_DIRECTIONS_
All records below are to be repeated exactly, with the pictures left out.

_ _ _ _ _ _ _

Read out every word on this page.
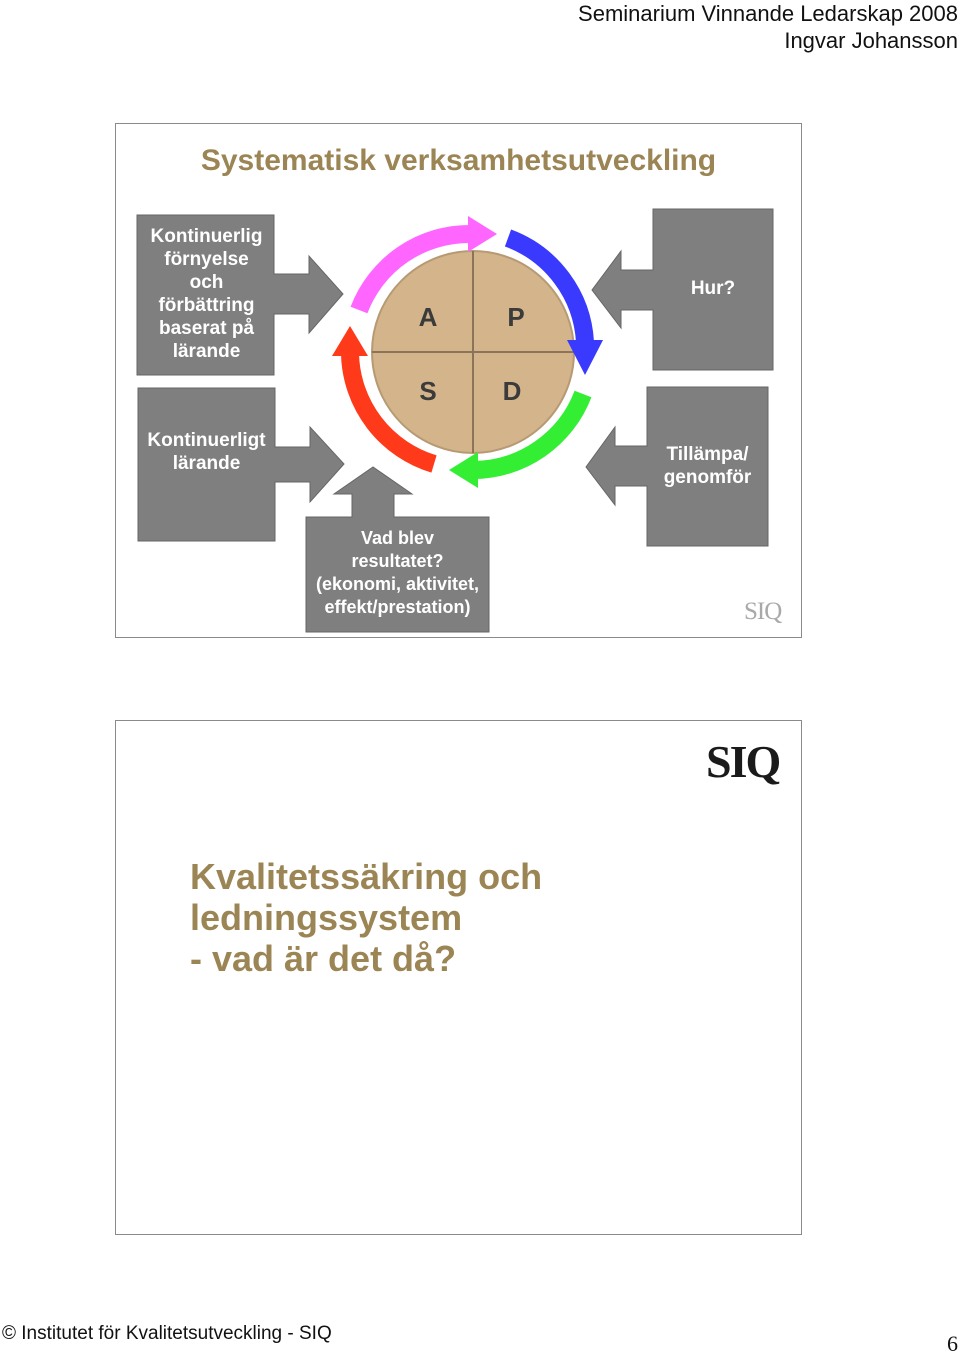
Seminarium Vinnande Ledarskap 2008
Ingvar Johansson
A	P
S	D
Systematisk verksamhetsutveckling
Kontinuerlig
förnyelse
och
förbättring
baserat på
lärande
Kontinuerligt
lärande
Hur?
Tillämpa/
genomför
Vad blev
resultatet?
(ekonomi, aktivitet,
effekt/prestation)	SIQ
SIQ
Kvalitetssäkring och
ledningssystem
- vad är det då?
© Institutet för Kvalitetsutveckling - SIQ	6
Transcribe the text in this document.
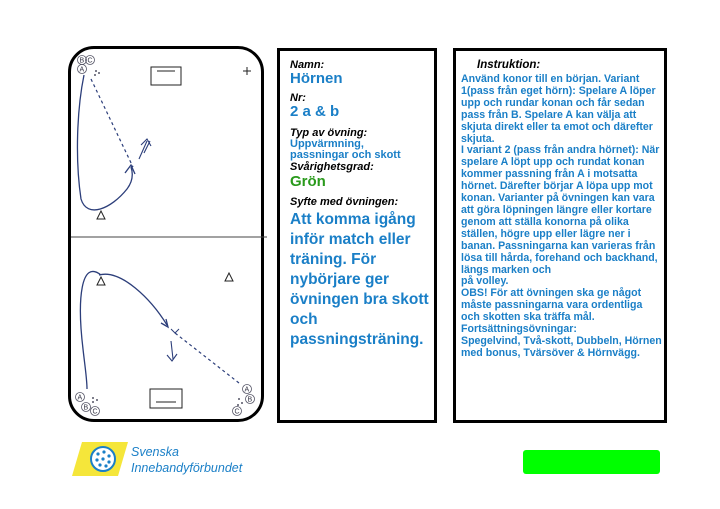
B C
A
A
B
C
A
B
C
Namn:
Hörnen
Nr:
2 a & b
Typ av övning:
Uppvärmning,
passningar och skott
Svårighetsgrad:
Grön
Syfte med övningen:
Att komma igång inför match eller träning. För nybörjare ger övningen bra skott och passningsträning.
Instruktion:
Använd konor till en början. Variant 1(pass från eget hörn): Spelare A löper upp och rundar konan och får sedan pass från B. Spelare A kan välja att skjuta direkt eller ta emot och därefter skjuta.
I variant 2 (pass från andra hörnet): När spelare A löpt upp och rundat konan kommer passning från A i motsatta hörnet. Därefter börjar A löpa upp mot konan. Varianter på övningen kan vara att göra löpningen längre eller kortare genom att ställa konorna på olika ställen, högre upp eller lägre ner i banan. Passningarna kan varieras från lösa till hårda, forehand och backhand, längs marken och
på volley.
OBS! För att övningen ska ge något måste passningarna vara ordentliga och skotten ska träffa mål.
Fortsättningsövningar:
Spegelvind, Två-skott, Dubbeln, Hörnen med bonus, Tvärsöver & Hörnvägg.
Svenska
Innebandyförbundet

_ _ _ _ _ _ _

_EXERCISE OUTPUT_
Read out every word on this page.
Seminarium Vinnande Ledarskap 2008
Ingvar Johansson
A	P
S	D
Systematisk verksamhetsutveckling
Kontinuerlig
förnyelse
och
förbättring
baserat på
lärande
Kontinuerligt
lärande
Hur?
Tillämpa/
genomför
Vad blev
resultatet?
(ekonomi, aktivitet,
effekt/prestation)	SIQ
SIQ
Kvalitetssäkring och
ledningssystem
- vad är det då?
© Institutet för Kvalitetsutveckling - SIQ	6
Transcribe the text in this document.
B C
A
A
B
C
A
B
C
Namn:
Hörnen
Nr:
2 a & b
Typ av övning:
Uppvärmning,
passningar och skott
Svårighetsgrad:
Grön
Syfte med övningen:
Att komma igång inför match eller träning. För nybörjare ger övningen bra skott och passningsträning.
Instruktion:
Använd konor till en början. Variant 1(pass från eget hörn): Spelare A löper upp och rundar konan och får sedan pass från B. Spelare A kan välja att skjuta direkt eller ta emot och därefter skjuta.
I variant 2 (pass från andra hörnet): När spelare A löpt upp och rundat konan kommer passning från A i motsatta hörnet. Därefter börjar A löpa upp mot konan. Varianter på övningen kan vara att göra löpningen längre eller kortare genom att ställa konorna på olika ställen, högre upp eller lägre ner i banan. Passningarna kan varieras från lösa till hårda, forehand och backhand, längs marken och
på volley.
OBS! För att övningen ska ge något måste passningarna vara ordentliga och skotten ska träffa mål.
Fortsättningsövningar:
Spegelvind, Två-skott, Dubbeln, Hörnen med bonus, Tvärsöver & Hörnvägg.
Svenska
Innebandyförbundet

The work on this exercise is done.